■ **The records**:
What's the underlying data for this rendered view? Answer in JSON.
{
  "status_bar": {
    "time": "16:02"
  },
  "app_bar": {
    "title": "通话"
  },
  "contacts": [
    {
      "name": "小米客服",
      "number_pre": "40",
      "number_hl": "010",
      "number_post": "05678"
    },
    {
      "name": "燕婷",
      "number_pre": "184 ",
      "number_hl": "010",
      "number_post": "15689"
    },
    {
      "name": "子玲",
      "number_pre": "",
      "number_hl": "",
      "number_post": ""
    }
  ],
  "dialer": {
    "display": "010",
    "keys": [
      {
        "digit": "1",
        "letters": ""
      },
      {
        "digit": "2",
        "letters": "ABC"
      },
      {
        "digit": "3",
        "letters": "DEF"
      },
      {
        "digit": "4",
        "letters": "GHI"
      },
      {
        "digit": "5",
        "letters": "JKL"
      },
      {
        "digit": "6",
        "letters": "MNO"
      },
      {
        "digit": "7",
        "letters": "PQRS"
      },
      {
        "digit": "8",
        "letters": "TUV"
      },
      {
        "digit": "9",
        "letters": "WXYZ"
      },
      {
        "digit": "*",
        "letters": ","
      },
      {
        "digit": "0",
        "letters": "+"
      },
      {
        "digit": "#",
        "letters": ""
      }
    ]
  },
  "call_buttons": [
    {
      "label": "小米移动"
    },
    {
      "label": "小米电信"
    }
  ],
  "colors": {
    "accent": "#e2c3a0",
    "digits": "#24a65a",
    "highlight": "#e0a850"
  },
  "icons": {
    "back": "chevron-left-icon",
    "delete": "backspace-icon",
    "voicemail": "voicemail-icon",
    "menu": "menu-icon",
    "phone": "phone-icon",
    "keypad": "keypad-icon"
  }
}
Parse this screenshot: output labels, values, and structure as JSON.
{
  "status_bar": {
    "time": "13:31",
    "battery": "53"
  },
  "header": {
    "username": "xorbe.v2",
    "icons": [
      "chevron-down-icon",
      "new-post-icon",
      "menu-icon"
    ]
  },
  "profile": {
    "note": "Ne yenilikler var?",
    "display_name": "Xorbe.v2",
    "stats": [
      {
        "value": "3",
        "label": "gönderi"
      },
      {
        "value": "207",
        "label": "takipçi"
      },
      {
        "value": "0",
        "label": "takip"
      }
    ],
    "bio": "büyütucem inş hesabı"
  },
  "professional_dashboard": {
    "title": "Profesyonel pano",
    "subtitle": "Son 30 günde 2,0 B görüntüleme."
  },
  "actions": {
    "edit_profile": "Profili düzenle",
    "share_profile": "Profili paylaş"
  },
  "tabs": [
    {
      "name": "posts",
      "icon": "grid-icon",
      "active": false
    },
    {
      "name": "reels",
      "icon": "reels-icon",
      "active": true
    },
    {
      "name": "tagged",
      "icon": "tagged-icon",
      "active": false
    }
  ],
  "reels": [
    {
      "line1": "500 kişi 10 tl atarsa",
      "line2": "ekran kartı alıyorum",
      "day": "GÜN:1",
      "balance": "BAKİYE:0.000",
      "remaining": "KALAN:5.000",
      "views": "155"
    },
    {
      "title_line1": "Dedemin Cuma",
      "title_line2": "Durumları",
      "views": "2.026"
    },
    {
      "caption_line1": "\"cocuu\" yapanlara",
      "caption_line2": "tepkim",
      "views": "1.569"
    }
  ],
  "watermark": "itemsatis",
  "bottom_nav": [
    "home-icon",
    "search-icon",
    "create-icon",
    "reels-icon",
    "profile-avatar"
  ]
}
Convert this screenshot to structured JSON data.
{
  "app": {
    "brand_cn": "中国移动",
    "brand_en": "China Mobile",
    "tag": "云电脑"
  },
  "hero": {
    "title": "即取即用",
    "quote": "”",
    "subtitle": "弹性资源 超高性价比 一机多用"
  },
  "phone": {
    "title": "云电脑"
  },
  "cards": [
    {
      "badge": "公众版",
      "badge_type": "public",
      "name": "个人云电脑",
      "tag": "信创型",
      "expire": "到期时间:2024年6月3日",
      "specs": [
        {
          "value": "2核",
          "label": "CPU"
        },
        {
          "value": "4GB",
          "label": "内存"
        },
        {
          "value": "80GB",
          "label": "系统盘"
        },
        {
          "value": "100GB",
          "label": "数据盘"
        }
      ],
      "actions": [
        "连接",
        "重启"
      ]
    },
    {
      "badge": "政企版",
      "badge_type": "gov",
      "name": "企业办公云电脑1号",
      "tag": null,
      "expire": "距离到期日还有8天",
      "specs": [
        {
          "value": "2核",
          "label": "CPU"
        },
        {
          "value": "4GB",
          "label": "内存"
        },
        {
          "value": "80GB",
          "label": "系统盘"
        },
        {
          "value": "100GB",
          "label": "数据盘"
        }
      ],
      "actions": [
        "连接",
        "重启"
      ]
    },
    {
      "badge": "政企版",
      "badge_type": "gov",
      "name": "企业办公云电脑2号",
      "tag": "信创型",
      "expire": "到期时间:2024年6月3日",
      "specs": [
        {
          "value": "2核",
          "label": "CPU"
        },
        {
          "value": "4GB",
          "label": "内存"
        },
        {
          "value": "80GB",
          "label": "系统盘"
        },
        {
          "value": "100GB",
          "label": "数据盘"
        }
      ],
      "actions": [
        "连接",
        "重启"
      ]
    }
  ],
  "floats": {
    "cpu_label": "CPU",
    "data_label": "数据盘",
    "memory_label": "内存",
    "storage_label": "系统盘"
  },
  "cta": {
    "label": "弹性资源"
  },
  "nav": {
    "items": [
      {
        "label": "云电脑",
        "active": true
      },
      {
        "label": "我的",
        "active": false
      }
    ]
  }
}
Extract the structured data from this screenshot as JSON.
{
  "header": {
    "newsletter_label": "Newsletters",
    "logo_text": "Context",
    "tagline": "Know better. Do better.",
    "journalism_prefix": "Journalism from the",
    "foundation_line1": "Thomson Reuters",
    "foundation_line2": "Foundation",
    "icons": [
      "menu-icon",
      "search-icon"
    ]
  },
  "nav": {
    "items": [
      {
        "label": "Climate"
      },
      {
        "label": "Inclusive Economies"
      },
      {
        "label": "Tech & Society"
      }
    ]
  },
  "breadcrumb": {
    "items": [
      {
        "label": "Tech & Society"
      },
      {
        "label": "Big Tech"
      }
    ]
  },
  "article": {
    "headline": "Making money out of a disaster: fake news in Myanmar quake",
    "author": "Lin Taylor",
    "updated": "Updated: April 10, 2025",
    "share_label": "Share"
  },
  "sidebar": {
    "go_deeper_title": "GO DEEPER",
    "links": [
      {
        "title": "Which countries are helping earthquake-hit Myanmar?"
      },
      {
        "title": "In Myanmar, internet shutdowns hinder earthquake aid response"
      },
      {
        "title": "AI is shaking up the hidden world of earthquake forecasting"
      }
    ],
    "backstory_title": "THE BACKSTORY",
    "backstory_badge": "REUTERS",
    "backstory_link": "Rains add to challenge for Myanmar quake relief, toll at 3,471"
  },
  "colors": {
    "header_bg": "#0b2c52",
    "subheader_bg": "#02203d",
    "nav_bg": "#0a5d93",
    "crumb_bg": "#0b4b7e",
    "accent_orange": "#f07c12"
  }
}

■ **Work required**: Your task is to repeat the data exactly; please include every line.

■ **Solution to this exercise**:
What's the underlying data for this rendered view? Answer in JSON.
{
  "status_bar": {
    "time": "16:02"
  },
  "app_bar": {
    "title": "通话"
  },
  "contacts": [
    {
      "name": "小米客服",
      "number_pre": "40",
      "number_hl": "010",
      "number_post": "05678"
    },
    {
      "name": "燕婷",
      "number_pre": "184 ",
      "number_hl": "010",
      "number_post": "15689"
    },
    {
      "name": "子玲",
      "number_pre": "",
      "number_hl": "",
      "number_post": ""
    }
  ],
  "dialer": {
    "display": "010",
    "keys": [
      {
        "digit": "1",
        "letters": ""
      },
      {
        "digit": "2",
        "letters": "ABC"
      },
      {
        "digit": "3",
        "letters": "DEF"
      },
      {
        "digit": "4",
        "letters": "GHI"
      },
      {
        "digit": "5",
        "letters": "JKL"
      },
      {
        "digit": "6",
        "letters": "MNO"
      },
      {
        "digit": "7",
        "letters": "PQRS"
      },
      {
        "digit": "8",
        "letters": "TUV"
      },
      {
        "digit": "9",
        "letters": "WXYZ"
      },
      {
        "digit": "*",
        "letters": ","
      },
      {
        "digit": "0",
        "letters": "+"
      },
      {
        "digit": "#",
        "letters": ""
      }
    ]
  },
  "call_buttons": [
    {
      "label": "小米移动"
    },
    {
      "label": "小米电信"
    }
  ],
  "colors": {
    "accent": "#e2c3a0",
    "digits": "#24a65a",
    "highlight": "#e0a850"
  },
  "icons": {
    "back": "chevron-left-icon",
    "delete": "backspace-icon",
    "voicemail": "voicemail-icon",
    "menu": "menu-icon",
    "phone": "phone-icon",
    "keypad": "keypad-icon"
  }
}
Parse this screenshot: output labels, values, and structure as JSON.
{
  "status_bar": {
    "time": "13:31",
    "battery": "53"
  },
  "header": {
    "username": "xorbe.v2",
    "icons": [
      "chevron-down-icon",
      "new-post-icon",
      "menu-icon"
    ]
  },
  "profile": {
    "note": "Ne yenilikler var?",
    "display_name": "Xorbe.v2",
    "stats": [
      {
        "value": "3",
        "label": "gönderi"
      },
      {
        "value": "207",
        "label": "takipçi"
      },
      {
        "value": "0",
        "label": "takip"
      }
    ],
    "bio": "büyütucem inş hesabı"
  },
  "professional_dashboard": {
    "title": "Profesyonel pano",
    "subtitle": "Son 30 günde 2,0 B görüntüleme."
  },
  "actions": {
    "edit_profile": "Profili düzenle",
    "share_profile": "Profili paylaş"
  },
  "tabs": [
    {
      "name": "posts",
      "icon": "grid-icon",
      "active": false
    },
    {
      "name": "reels",
      "icon": "reels-icon",
      "active": true
    },
    {
      "name": "tagged",
      "icon": "tagged-icon",
      "active": false
    }
  ],
  "reels": [
    {
      "line1": "500 kişi 10 tl atarsa",
      "line2": "ekran kartı alıyorum",
      "day": "GÜN:1",
      "balance": "BAKİYE:0.000",
      "remaining": "KALAN:5.000",
      "views": "155"
    },
    {
      "title_line1": "Dedemin Cuma",
      "title_line2": "Durumları",
      "views": "2.026"
    },
    {
      "caption_line1": "\"cocuu\" yapanlara",
      "caption_line2": "tepkim",
      "views": "1.569"
    }
  ],
  "watermark": "itemsatis",
  "bottom_nav": [
    "home-icon",
    "search-icon",
    "create-icon",
    "reels-icon",
    "profile-avatar"
  ]
}
Convert this screenshot to structured JSON data.
{
  "app": {
    "brand_cn": "中国移动",
    "brand_en": "China Mobile",
    "tag": "云电脑"
  },
  "hero": {
    "title": "即取即用",
    "quote": "”",
    "subtitle": "弹性资源 超高性价比 一机多用"
  },
  "phone": {
    "title": "云电脑"
  },
  "cards": [
    {
      "badge": "公众版",
      "badge_type": "public",
      "name": "个人云电脑",
      "tag": "信创型",
      "expire": "到期时间:2024年6月3日",
      "specs": [
        {
          "value": "2核",
          "label": "CPU"
        },
        {
          "value": "4GB",
          "label": "内存"
        },
        {
          "value": "80GB",
          "label": "系统盘"
        },
        {
          "value": "100GB",
          "label": "数据盘"
        }
      ],
      "actions": [
        "连接",
        "重启"
      ]
    },
    {
      "badge": "政企版",
      "badge_type": "gov",
      "name": "企业办公云电脑1号",
      "tag": null,
      "expire": "距离到期日还有8天",
      "specs": [
        {
          "value": "2核",
          "label": "CPU"
        },
        {
          "value": "4GB",
          "label": "内存"
        },
        {
          "value": "80GB",
          "label": "系统盘"
        },
        {
          "value": "100GB",
          "label": "数据盘"
        }
      ],
      "actions": [
        "连接",
        "重启"
      ]
    },
    {
      "badge": "政企版",
      "badge_type": "gov",
      "name": "企业办公云电脑2号",
      "tag": "信创型",
      "expire": "到期时间:2024年6月3日",
      "specs": [
        {
          "value": "2核",
          "label": "CPU"
        },
        {
          "value": "4GB",
          "label": "内存"
        },
        {
          "value": "80GB",
          "label": "系统盘"
        },
        {
          "value": "100GB",
          "label": "数据盘"
        }
      ],
      "actions": [
        "连接",
        "重启"
      ]
    }
  ],
  "floats": {
    "cpu_label": "CPU",
    "data_label": "数据盘",
    "memory_label": "内存",
    "storage_label": "系统盘"
  },
  "cta": {
    "label": "弹性资源"
  },
  "nav": {
    "items": [
      {
        "label": "云电脑",
        "active": true
      },
      {
        "label": "我的",
        "active": false
      }
    ]
  }
}
Extract the structured data from this screenshot as JSON.
{
  "header": {
    "newsletter_label": "Newsletters",
    "logo_text": "Context",
    "tagline": "Know better. Do better.",
    "journalism_prefix": "Journalism from the",
    "foundation_line1": "Thomson Reuters",
    "foundation_line2": "Foundation",
    "icons": [
      "menu-icon",
      "search-icon"
    ]
  },
  "nav": {
    "items": [
      {
        "label": "Climate"
      },
      {
        "label": "Inclusive Economies"
      },
      {
        "label": "Tech & Society"
      }
    ]
  },
  "breadcrumb": {
    "items": [
      {
        "label": "Tech & Society"
      },
      {
        "label": "Big Tech"
      }
    ]
  },
  "article": {
    "headline": "Making money out of a disaster: fake news in Myanmar quake",
    "author": "Lin Taylor",
    "updated": "Updated: April 10, 2025",
    "share_label": "Share"
  },
  "sidebar": {
    "go_deeper_title": "GO DEEPER",
    "links": [
      {
        "title": "Which countries are helping earthquake-hit Myanmar?"
      },
      {
        "title": "In Myanmar, internet shutdowns hinder earthquake aid response"
      },
      {
        "title": "AI is shaking up the hidden world of earthquake forecasting"
      }
    ],
    "backstory_title": "THE BACKSTORY",
    "backstory_badge": "REUTERS",
    "backstory_link": "Rains add to challenge for Myanmar quake relief, toll at 3,471"
  },
  "colors": {
    "header_bg": "#0b2c52",
    "subheader_bg": "#02203d",
    "nav_bg": "#0a5d93",
    "crumb_bg": "#0b4b7e",
    "accent_orange": "#f07c12"
  }
}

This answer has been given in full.